Looking at the listing, state how many of its lines contain the string "information". Write only the number.
— START Records to process —
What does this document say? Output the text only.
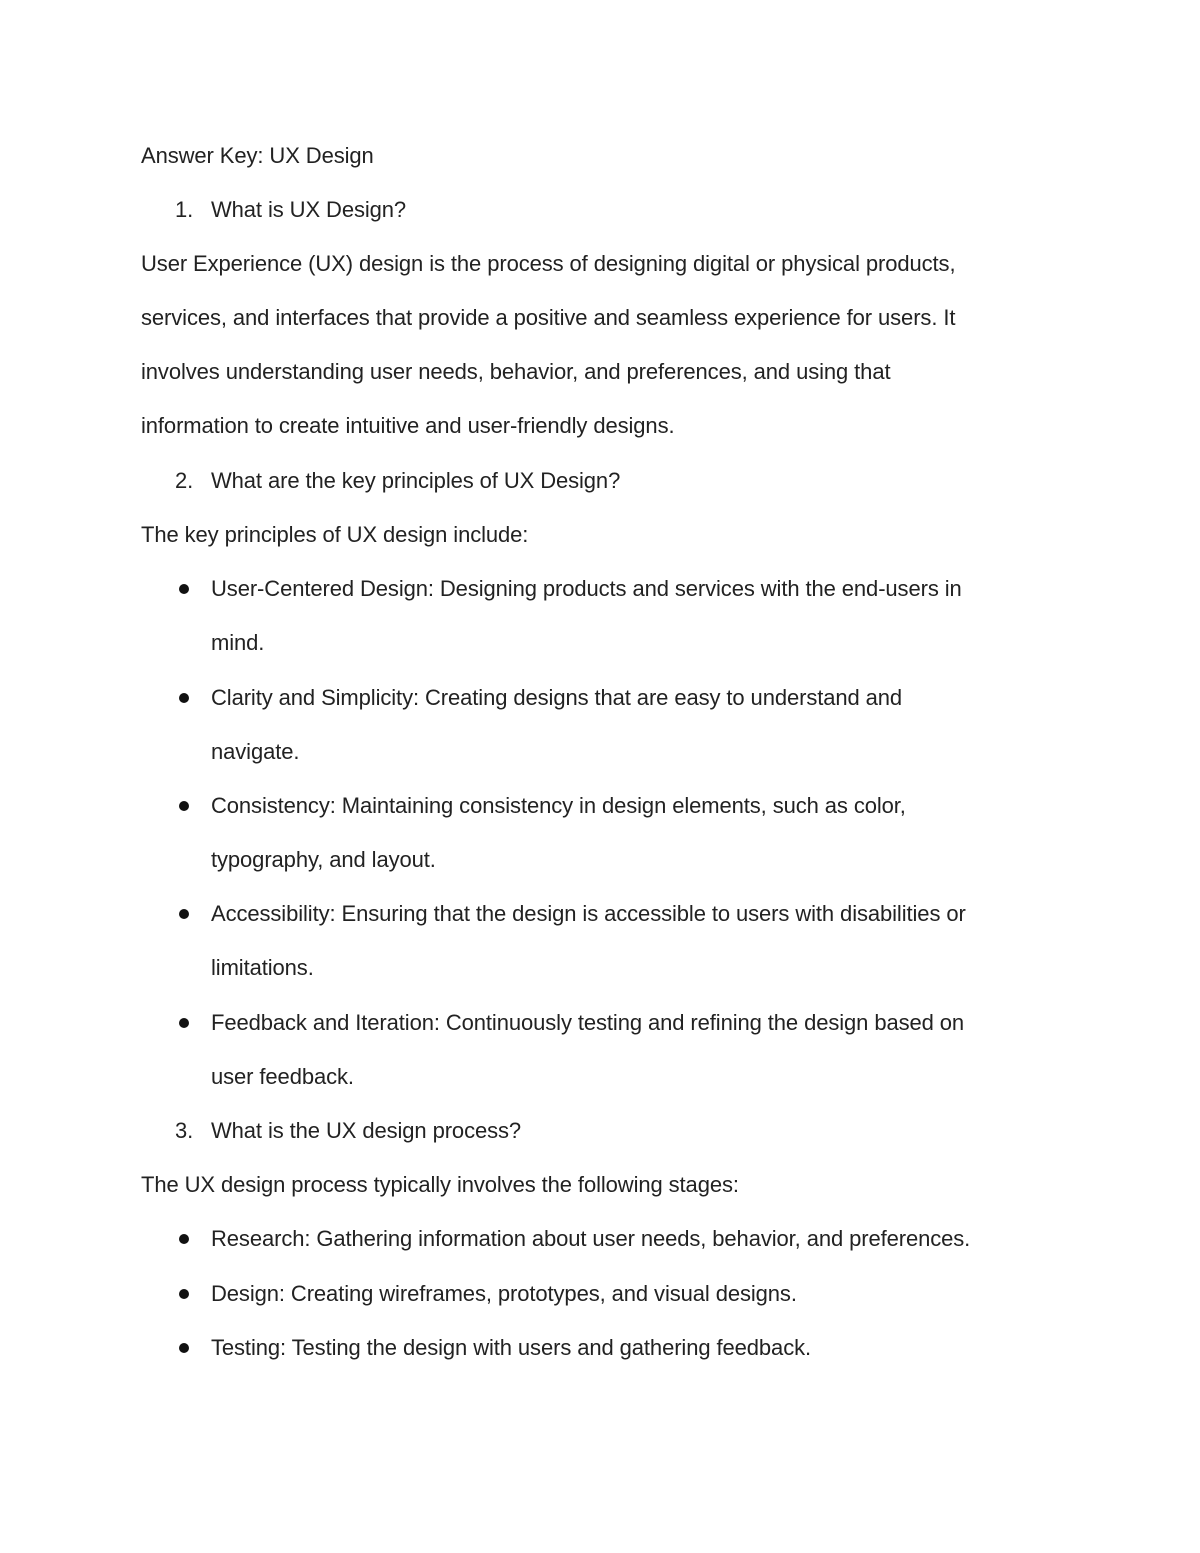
Answer Key: UX Design
1. What is UX Design?
User Experience (UX) design is the process of designing digital or physical products,
services, and interfaces that provide a positive and seamless experience for users. It
involves understanding user needs, behavior, and preferences, and using that
information to create intuitive and user-friendly designs.
2. What are the key principles of UX Design?
The key principles of UX design include:
User-Centered Design: Designing products and services with the end-users in
mind.
Clarity and Simplicity: Creating designs that are easy to understand and
navigate.
Consistency: Maintaining consistency in design elements, such as color,
typography, and layout.
Accessibility: Ensuring that the design is accessible to users with disabilities or
limitations.
Feedback and Iteration: Continuously testing and refining the design based on
user feedback.
3. What is the UX design process?
The UX design process typically involves the following stages:
Research: Gathering information about user needs, behavior, and preferences.
Design: Creating wireframes, prototypes, and visual designs.
Testing: Testing the design with users and gathering feedback.
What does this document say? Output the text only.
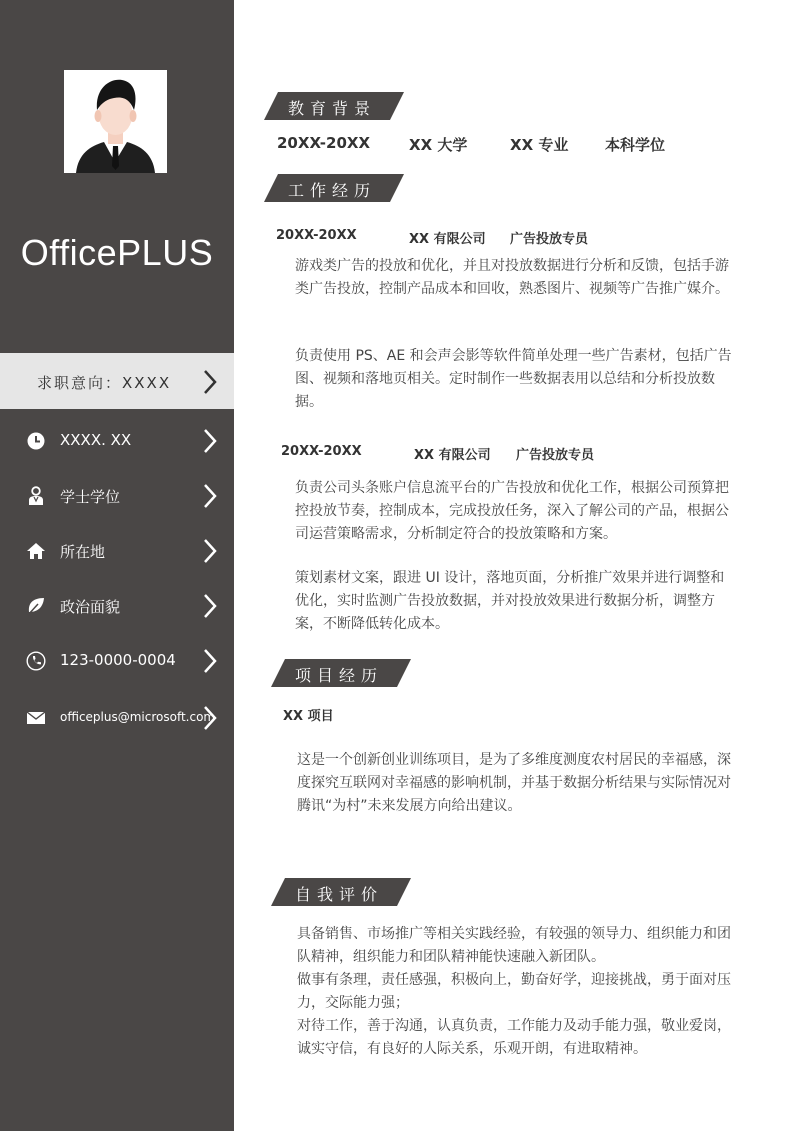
OfficePLUS
求职意向：XXXX
XXXX. XX
学士学位
所在地
政治面貌
123-0000-0004
officeplus@microsoft.com
教育背景
20XX-20XX	XX 大学	XX 专业 本科学位
工作经历
20XX-20XX	XX 有限公司 广告投放专员

游戏类广告的投放和优化，并且对投放数据进行分析和反馈，包括手游类广告投放，控制产品成本和回收，熟悉图片、视频等广告推广媒介。

负责使用 PS、AE 和会声会影等软件简单处理一些广告素材，包括广告图、视频和落地页相关。定时制作一些数据表用以总结和分析投放数据。

20XX-20XX	XX 有限公司 广告投放专员

负责公司头条账户信息流平台的广告投放和优化工作，根据公司预算把控投放节奏，控制成本，完成投放任务，深入了解公司的产品，根据公司运营策略需求，分析制定符合的投放策略和方案。

策划素材文案，跟进 UI 设计，落地页面，分析推广效果并进行调整和优化，实时监测广告投放数据，并对投放效果进行数据分析，调整方案，不断降低转化成本。

项目经历
XX 项目

这是一个创新创业训练项目，是为了多维度测度农村居民的幸福感，深度探究互联网对幸福感的影响机制，并基于数据分析结果与实际情况对腾讯“为村”未来发展方向给出建议。

自我评价

具备销售、市场推广等相关实践经验，有较强的领导力、组织能力和团队精神，组织能力和团队精神能快速融入新团队。

做事有条理，责任感强，积极向上，勤奋好学，迎接挑战，勇于面对压力，交际能力强；

对待工作，善于沟通，认真负责，工作能力及动手能力强，敬业爱岗，诚实守信，有良好的人际关系，乐观开朗，有进取精神。
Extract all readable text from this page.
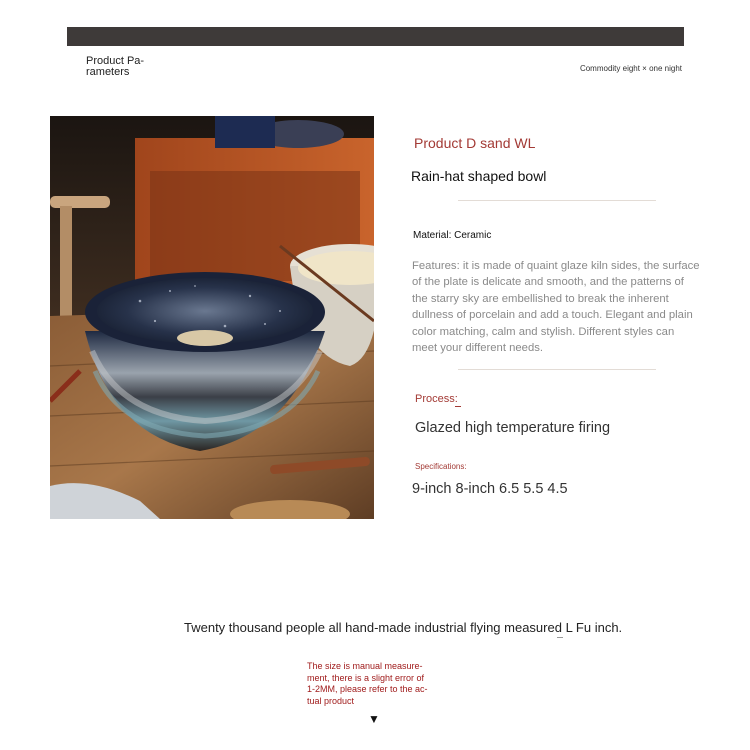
Product Pa-
rameters	Commodity eight × one night
Product D sand WL
Rain-hat shaped bowl
Material: Ceramic
Features: it is made of quaint glaze kiln sides, the surface of the plate is delicate and smooth, and the patterns of the starry sky are embellished to break the inherent dullness of porcelain and add a touch. Elegant and plain color matching, calm and stylish. Different styles can meet your different needs.
Process:
Glazed high temperature firing
Specifications:
9-inch 8-inch 6.5 5.5 4.5
Twenty thousand people all hand-made industrial flying measured L Fu inch.
The size is manual measure-
ment, there is a slight error of
1-2MM, please refer to the ac-
tual product
▼
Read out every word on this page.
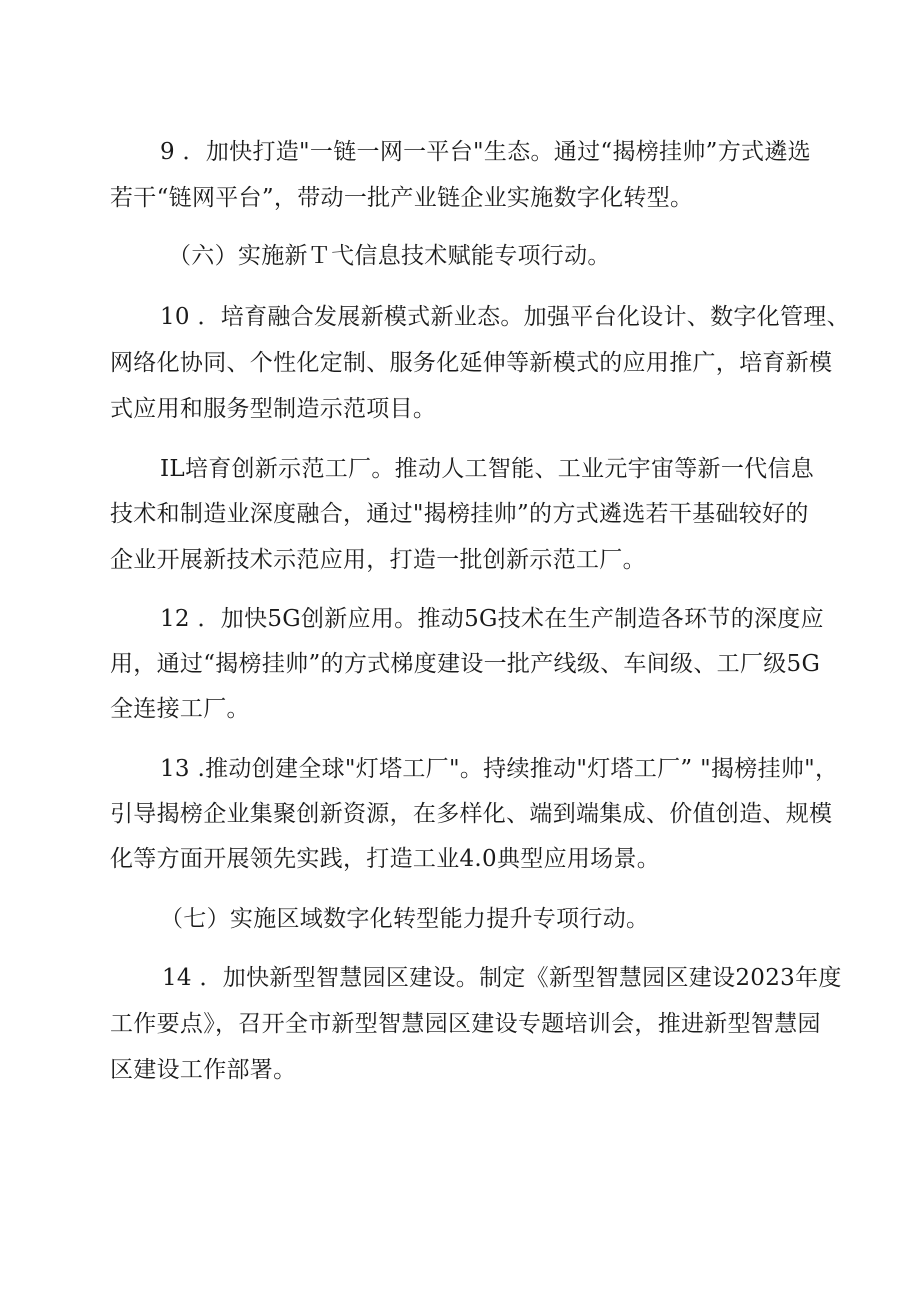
9 ．加快打造"一链一网一平台"生态。通过“揭榜挂帅”方式遴选

若干“链网平台”，带动一批产业链企业实施数字化转型。

（六）实施新Ｔ弋信息技术赋能专项行动。

10 ．培育融合发展新模式新业态。加强平台化设计、数字化管理、

网络化协同、个性化定制、服务化延伸等新模式的应用推广，培育新模

式应用和服务型制造示范项目。

IL培育创新示范工厂。推动人工智能、工业元宇宙等新一代信息

技术和制造业深度融合，通过"揭榜挂帅”的方式遴选若干基础较好的

企业开展新技术示范应用，打造一批创新示范工厂。

12 ．加快5G创新应用。推动5G技术在生产制造各环节的深度应

用，通过“揭榜挂帅”的方式梯度建设一批产线级、车间级、工厂级5G

全连接工厂。

13 .推动创建全球"灯塔工厂"。持续推动"灯塔工厂” "揭榜挂帅"，

引导揭榜企业集聚创新资源，在多样化、端到端集成、价值创造、规模

化等方面开展领先实践，打造工业4.0典型应用场景。

（七）实施区域数字化转型能力提升专项行动。

14 ．加快新型智慧园区建设。制定《新型智慧园区建设2023年度

工作要点》，召开全市新型智慧园区建设专题培训会，推进新型智慧园

区建设工作部署。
— END Records to process —
Worked answer:
2